[Supplied material]
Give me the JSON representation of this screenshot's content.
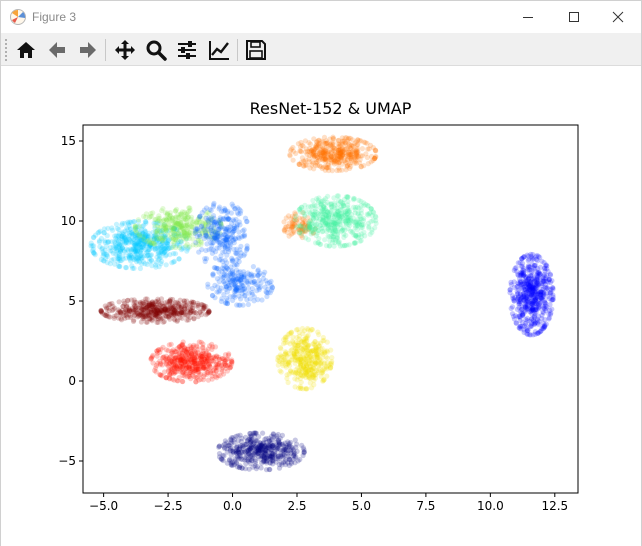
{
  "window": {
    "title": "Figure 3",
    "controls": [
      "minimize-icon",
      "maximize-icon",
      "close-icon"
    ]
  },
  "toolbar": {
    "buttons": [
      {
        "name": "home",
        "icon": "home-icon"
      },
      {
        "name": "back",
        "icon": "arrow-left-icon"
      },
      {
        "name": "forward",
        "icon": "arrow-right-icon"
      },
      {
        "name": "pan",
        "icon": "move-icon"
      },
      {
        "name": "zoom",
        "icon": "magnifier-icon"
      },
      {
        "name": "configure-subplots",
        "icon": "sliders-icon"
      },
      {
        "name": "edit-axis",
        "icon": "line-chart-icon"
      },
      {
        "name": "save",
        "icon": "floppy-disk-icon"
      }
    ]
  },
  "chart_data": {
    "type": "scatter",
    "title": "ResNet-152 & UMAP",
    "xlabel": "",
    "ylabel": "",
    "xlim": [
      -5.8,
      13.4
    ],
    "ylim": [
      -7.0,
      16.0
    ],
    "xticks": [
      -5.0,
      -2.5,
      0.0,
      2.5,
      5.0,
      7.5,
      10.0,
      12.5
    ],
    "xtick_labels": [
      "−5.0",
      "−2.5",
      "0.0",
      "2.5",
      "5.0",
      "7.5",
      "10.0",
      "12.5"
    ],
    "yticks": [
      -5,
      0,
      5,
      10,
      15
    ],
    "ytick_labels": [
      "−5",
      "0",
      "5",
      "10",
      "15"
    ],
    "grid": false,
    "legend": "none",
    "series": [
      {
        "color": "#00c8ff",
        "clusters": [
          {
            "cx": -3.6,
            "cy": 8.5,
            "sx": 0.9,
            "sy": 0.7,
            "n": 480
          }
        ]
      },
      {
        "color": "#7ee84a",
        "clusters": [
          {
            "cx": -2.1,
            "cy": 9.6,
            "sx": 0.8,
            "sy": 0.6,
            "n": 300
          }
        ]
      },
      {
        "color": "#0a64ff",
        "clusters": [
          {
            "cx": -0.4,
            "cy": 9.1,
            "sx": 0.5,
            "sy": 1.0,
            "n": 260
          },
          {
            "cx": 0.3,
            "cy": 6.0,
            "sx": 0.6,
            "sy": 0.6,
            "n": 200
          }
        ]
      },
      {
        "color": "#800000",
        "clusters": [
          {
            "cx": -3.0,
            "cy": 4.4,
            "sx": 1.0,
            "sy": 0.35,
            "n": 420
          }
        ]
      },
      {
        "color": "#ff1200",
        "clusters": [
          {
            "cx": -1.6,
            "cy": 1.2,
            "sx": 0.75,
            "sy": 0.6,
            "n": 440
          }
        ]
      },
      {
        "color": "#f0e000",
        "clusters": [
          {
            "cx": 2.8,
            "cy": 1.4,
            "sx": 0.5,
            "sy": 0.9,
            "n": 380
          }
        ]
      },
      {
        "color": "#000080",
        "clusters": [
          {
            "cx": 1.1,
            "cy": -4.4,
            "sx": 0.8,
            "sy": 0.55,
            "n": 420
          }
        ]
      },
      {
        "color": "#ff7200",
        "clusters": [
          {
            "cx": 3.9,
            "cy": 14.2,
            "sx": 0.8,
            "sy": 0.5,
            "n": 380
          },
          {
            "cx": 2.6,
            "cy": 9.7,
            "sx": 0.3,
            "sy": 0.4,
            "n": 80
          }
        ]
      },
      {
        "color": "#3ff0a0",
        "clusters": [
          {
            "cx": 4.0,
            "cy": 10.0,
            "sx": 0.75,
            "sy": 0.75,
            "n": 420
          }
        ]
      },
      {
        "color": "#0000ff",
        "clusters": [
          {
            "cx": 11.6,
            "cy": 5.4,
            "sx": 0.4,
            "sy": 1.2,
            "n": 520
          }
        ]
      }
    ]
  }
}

[The request] Make an exact copy of the records above, with the pictures left out.

[Worked solution]
Give me the JSON representation of this screenshot's content.
{
  "window": {
    "title": "Figure 3",
    "controls": [
      "minimize-icon",
      "maximize-icon",
      "close-icon"
    ]
  },
  "toolbar": {
    "buttons": [
      {
        "name": "home",
        "icon": "home-icon"
      },
      {
        "name": "back",
        "icon": "arrow-left-icon"
      },
      {
        "name": "forward",
        "icon": "arrow-right-icon"
      },
      {
        "name": "pan",
        "icon": "move-icon"
      },
      {
        "name": "zoom",
        "icon": "magnifier-icon"
      },
      {
        "name": "configure-subplots",
        "icon": "sliders-icon"
      },
      {
        "name": "edit-axis",
        "icon": "line-chart-icon"
      },
      {
        "name": "save",
        "icon": "floppy-disk-icon"
      }
    ]
  },
  "chart_data": {
    "type": "scatter",
    "title": "ResNet-152 & UMAP",
    "xlabel": "",
    "ylabel": "",
    "xlim": [
      -5.8,
      13.4
    ],
    "ylim": [
      -7.0,
      16.0
    ],
    "xticks": [
      -5.0,
      -2.5,
      0.0,
      2.5,
      5.0,
      7.5,
      10.0,
      12.5
    ],
    "xtick_labels": [
      "−5.0",
      "−2.5",
      "0.0",
      "2.5",
      "5.0",
      "7.5",
      "10.0",
      "12.5"
    ],
    "yticks": [
      -5,
      0,
      5,
      10,
      15
    ],
    "ytick_labels": [
      "−5",
      "0",
      "5",
      "10",
      "15"
    ],
    "grid": false,
    "legend": "none",
    "series": [
      {
        "color": "#00c8ff",
        "clusters": [
          {
            "cx": -3.6,
            "cy": 8.5,
            "sx": 0.9,
            "sy": 0.7,
            "n": 480
          }
        ]
      },
      {
        "color": "#7ee84a",
        "clusters": [
          {
            "cx": -2.1,
            "cy": 9.6,
            "sx": 0.8,
            "sy": 0.6,
            "n": 300
          }
        ]
      },
      {
        "color": "#0a64ff",
        "clusters": [
          {
            "cx": -0.4,
            "cy": 9.1,
            "sx": 0.5,
            "sy": 1.0,
            "n": 260
          },
          {
            "cx": 0.3,
            "cy": 6.0,
            "sx": 0.6,
            "sy": 0.6,
            "n": 200
          }
        ]
      },
      {
        "color": "#800000",
        "clusters": [
          {
            "cx": -3.0,
            "cy": 4.4,
            "sx": 1.0,
            "sy": 0.35,
            "n": 420
          }
        ]
      },
      {
        "color": "#ff1200",
        "clusters": [
          {
            "cx": -1.6,
            "cy": 1.2,
            "sx": 0.75,
            "sy": 0.6,
            "n": 440
          }
        ]
      },
      {
        "color": "#f0e000",
        "clusters": [
          {
            "cx": 2.8,
            "cy": 1.4,
            "sx": 0.5,
            "sy": 0.9,
            "n": 380
          }
        ]
      },
      {
        "color": "#000080",
        "clusters": [
          {
            "cx": 1.1,
            "cy": -4.4,
            "sx": 0.8,
            "sy": 0.55,
            "n": 420
          }
        ]
      },
      {
        "color": "#ff7200",
        "clusters": [
          {
            "cx": 3.9,
            "cy": 14.2,
            "sx": 0.8,
            "sy": 0.5,
            "n": 380
          },
          {
            "cx": 2.6,
            "cy": 9.7,
            "sx": 0.3,
            "sy": 0.4,
            "n": 80
          }
        ]
      },
      {
        "color": "#3ff0a0",
        "clusters": [
          {
            "cx": 4.0,
            "cy": 10.0,
            "sx": 0.75,
            "sy": 0.75,
            "n": 420
          }
        ]
      },
      {
        "color": "#0000ff",
        "clusters": [
          {
            "cx": 11.6,
            "cy": 5.4,
            "sx": 0.4,
            "sy": 1.2,
            "n": 520
          }
        ]
      }
    ]
  }
}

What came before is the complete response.